▶ [WHAT TO WORK ON]
Can you quote the records below in full, word for word?

━━━━━ INPUT ━━━━━

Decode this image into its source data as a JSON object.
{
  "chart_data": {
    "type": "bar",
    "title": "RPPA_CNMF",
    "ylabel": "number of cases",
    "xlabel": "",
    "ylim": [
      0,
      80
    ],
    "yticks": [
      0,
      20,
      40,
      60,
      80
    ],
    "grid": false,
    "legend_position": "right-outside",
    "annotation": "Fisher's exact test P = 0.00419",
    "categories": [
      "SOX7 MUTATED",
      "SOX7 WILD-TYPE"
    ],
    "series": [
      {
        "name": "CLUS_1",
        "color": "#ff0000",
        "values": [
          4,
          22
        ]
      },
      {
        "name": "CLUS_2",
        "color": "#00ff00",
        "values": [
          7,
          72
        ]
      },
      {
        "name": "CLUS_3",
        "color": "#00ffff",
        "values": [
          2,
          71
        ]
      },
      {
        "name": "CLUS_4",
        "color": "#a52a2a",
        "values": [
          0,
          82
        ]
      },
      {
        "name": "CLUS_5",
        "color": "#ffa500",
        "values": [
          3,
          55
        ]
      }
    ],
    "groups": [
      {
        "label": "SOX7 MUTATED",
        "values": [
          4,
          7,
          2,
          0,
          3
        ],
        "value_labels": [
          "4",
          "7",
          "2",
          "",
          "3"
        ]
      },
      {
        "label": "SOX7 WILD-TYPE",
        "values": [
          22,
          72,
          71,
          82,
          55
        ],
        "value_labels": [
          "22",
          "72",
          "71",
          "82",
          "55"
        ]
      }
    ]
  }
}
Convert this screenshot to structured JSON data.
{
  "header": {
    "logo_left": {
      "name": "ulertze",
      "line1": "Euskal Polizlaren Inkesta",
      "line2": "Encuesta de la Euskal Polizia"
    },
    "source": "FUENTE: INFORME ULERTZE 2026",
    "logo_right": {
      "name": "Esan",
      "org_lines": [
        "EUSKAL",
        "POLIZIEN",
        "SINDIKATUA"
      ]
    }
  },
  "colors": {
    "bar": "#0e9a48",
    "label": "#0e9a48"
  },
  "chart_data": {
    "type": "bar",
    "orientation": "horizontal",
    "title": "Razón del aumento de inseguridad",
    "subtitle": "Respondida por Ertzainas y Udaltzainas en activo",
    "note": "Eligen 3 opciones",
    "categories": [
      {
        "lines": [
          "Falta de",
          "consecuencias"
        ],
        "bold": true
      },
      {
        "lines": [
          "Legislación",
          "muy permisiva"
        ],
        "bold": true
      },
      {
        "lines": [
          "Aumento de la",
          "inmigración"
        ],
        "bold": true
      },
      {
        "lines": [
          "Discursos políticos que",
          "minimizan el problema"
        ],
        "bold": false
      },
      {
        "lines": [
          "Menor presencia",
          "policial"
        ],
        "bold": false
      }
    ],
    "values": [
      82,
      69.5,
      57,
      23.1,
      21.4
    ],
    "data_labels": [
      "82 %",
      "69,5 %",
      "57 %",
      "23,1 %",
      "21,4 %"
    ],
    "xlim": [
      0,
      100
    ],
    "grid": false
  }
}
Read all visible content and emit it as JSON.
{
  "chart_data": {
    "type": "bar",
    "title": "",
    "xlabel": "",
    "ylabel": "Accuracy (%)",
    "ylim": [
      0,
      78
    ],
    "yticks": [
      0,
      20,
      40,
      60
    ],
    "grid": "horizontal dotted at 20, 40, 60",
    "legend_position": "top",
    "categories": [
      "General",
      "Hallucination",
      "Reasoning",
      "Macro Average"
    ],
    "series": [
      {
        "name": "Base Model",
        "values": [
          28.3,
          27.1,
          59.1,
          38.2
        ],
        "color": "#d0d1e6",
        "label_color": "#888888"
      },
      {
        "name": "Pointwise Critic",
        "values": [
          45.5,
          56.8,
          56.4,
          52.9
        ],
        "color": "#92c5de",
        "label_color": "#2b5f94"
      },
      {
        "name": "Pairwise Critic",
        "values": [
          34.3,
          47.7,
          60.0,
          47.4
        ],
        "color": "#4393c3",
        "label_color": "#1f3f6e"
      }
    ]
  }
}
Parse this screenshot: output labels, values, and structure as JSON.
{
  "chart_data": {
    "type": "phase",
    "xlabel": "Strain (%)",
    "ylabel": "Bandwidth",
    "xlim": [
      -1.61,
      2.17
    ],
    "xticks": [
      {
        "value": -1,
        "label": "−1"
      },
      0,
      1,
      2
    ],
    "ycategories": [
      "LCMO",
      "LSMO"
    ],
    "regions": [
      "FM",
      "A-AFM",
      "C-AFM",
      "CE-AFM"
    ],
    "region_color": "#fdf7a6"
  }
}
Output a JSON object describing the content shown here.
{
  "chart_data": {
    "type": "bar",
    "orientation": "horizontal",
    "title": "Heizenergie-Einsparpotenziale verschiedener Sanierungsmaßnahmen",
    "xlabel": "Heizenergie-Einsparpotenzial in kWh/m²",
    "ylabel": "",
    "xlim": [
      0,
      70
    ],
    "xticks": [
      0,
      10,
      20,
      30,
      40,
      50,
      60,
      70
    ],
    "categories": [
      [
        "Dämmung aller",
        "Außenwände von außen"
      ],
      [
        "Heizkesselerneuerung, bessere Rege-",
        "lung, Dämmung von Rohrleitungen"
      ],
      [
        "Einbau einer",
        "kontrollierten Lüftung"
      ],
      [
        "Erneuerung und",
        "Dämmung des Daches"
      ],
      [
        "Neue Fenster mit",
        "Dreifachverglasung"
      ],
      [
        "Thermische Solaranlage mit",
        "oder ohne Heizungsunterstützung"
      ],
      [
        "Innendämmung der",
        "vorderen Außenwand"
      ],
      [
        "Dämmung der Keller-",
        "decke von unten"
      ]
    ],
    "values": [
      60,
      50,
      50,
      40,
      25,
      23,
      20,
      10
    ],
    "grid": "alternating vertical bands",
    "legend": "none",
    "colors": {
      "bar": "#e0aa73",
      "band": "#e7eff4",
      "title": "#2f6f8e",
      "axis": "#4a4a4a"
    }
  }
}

━━━━━

▶ [EXERCISE ANSWER]
Decode this image into its source data as a JSON object.
{
  "chart_data": {
    "type": "bar",
    "title": "RPPA_CNMF",
    "ylabel": "number of cases",
    "xlabel": "",
    "ylim": [
      0,
      80
    ],
    "yticks": [
      0,
      20,
      40,
      60,
      80
    ],
    "grid": false,
    "legend_position": "right-outside",
    "annotation": "Fisher's exact test P = 0.00419",
    "categories": [
      "SOX7 MUTATED",
      "SOX7 WILD-TYPE"
    ],
    "series": [
      {
        "name": "CLUS_1",
        "color": "#ff0000",
        "values": [
          4,
          22
        ]
      },
      {
        "name": "CLUS_2",
        "color": "#00ff00",
        "values": [
          7,
          72
        ]
      },
      {
        "name": "CLUS_3",
        "color": "#00ffff",
        "values": [
          2,
          71
        ]
      },
      {
        "name": "CLUS_4",
        "color": "#a52a2a",
        "values": [
          0,
          82
        ]
      },
      {
        "name": "CLUS_5",
        "color": "#ffa500",
        "values": [
          3,
          55
        ]
      }
    ],
    "groups": [
      {
        "label": "SOX7 MUTATED",
        "values": [
          4,
          7,
          2,
          0,
          3
        ],
        "value_labels": [
          "4",
          "7",
          "2",
          "",
          "3"
        ]
      },
      {
        "label": "SOX7 WILD-TYPE",
        "values": [
          22,
          72,
          71,
          82,
          55
        ],
        "value_labels": [
          "22",
          "72",
          "71",
          "82",
          "55"
        ]
      }
    ]
  }
}
Convert this screenshot to structured JSON data.
{
  "header": {
    "logo_left": {
      "name": "ulertze",
      "line1": "Euskal Polizlaren Inkesta",
      "line2": "Encuesta de la Euskal Polizia"
    },
    "source": "FUENTE: INFORME ULERTZE 2026",
    "logo_right": {
      "name": "Esan",
      "org_lines": [
        "EUSKAL",
        "POLIZIEN",
        "SINDIKATUA"
      ]
    }
  },
  "colors": {
    "bar": "#0e9a48",
    "label": "#0e9a48"
  },
  "chart_data": {
    "type": "bar",
    "orientation": "horizontal",
    "title": "Razón del aumento de inseguridad",
    "subtitle": "Respondida por Ertzainas y Udaltzainas en activo",
    "note": "Eligen 3 opciones",
    "categories": [
      {
        "lines": [
          "Falta de",
          "consecuencias"
        ],
        "bold": true
      },
      {
        "lines": [
          "Legislación",
          "muy permisiva"
        ],
        "bold": true
      },
      {
        "lines": [
          "Aumento de la",
          "inmigración"
        ],
        "bold": true
      },
      {
        "lines": [
          "Discursos políticos que",
          "minimizan el problema"
        ],
        "bold": false
      },
      {
        "lines": [
          "Menor presencia",
          "policial"
        ],
        "bold": false
      }
    ],
    "values": [
      82,
      69.5,
      57,
      23.1,
      21.4
    ],
    "data_labels": [
      "82 %",
      "69,5 %",
      "57 %",
      "23,1 %",
      "21,4 %"
    ],
    "xlim": [
      0,
      100
    ],
    "grid": false
  }
}
Read all visible content and emit it as JSON.
{
  "chart_data": {
    "type": "bar",
    "title": "",
    "xlabel": "",
    "ylabel": "Accuracy (%)",
    "ylim": [
      0,
      78
    ],
    "yticks": [
      0,
      20,
      40,
      60
    ],
    "grid": "horizontal dotted at 20, 40, 60",
    "legend_position": "top",
    "categories": [
      "General",
      "Hallucination",
      "Reasoning",
      "Macro Average"
    ],
    "series": [
      {
        "name": "Base Model",
        "values": [
          28.3,
          27.1,
          59.1,
          38.2
        ],
        "color": "#d0d1e6",
        "label_color": "#888888"
      },
      {
        "name": "Pointwise Critic",
        "values": [
          45.5,
          56.8,
          56.4,
          52.9
        ],
        "color": "#92c5de",
        "label_color": "#2b5f94"
      },
      {
        "name": "Pairwise Critic",
        "values": [
          34.3,
          47.7,
          60.0,
          47.4
        ],
        "color": "#4393c3",
        "label_color": "#1f3f6e"
      }
    ]
  }
}
Parse this screenshot: output labels, values, and structure as JSON.
{
  "chart_data": {
    "type": "phase",
    "xlabel": "Strain (%)",
    "ylabel": "Bandwidth",
    "xlim": [
      -1.61,
      2.17
    ],
    "xticks": [
      {
        "value": -1,
        "label": "−1"
      },
      0,
      1,
      2
    ],
    "ycategories": [
      "LCMO",
      "LSMO"
    ],
    "regions": [
      "FM",
      "A-AFM",
      "C-AFM",
      "CE-AFM"
    ],
    "region_color": "#fdf7a6"
  }
}
Output a JSON object describing the content shown here.
{
  "chart_data": {
    "type": "bar",
    "orientation": "horizontal",
    "title": "Heizenergie-Einsparpotenziale verschiedener Sanierungsmaßnahmen",
    "xlabel": "Heizenergie-Einsparpotenzial in kWh/m²",
    "ylabel": "",
    "xlim": [
      0,
      70
    ],
    "xticks": [
      0,
      10,
      20,
      30,
      40,
      50,
      60,
      70
    ],
    "categories": [
      [
        "Dämmung aller",
        "Außenwände von außen"
      ],
      [
        "Heizkesselerneuerung, bessere Rege-",
        "lung, Dämmung von Rohrleitungen"
      ],
      [
        "Einbau einer",
        "kontrollierten Lüftung"
      ],
      [
        "Erneuerung und",
        "Dämmung des Daches"
      ],
      [
        "Neue Fenster mit",
        "Dreifachverglasung"
      ],
      [
        "Thermische Solaranlage mit",
        "oder ohne Heizungsunterstützung"
      ],
      [
        "Innendämmung der",
        "vorderen Außenwand"
      ],
      [
        "Dämmung der Keller-",
        "decke von unten"
      ]
    ],
    "values": [
      60,
      50,
      50,
      40,
      25,
      23,
      20,
      10
    ],
    "grid": "alternating vertical bands",
    "legend": "none",
    "colors": {
      "bar": "#e0aa73",
      "band": "#e7eff4",
      "title": "#2f6f8e",
      "axis": "#4a4a4a"
    }
  }
}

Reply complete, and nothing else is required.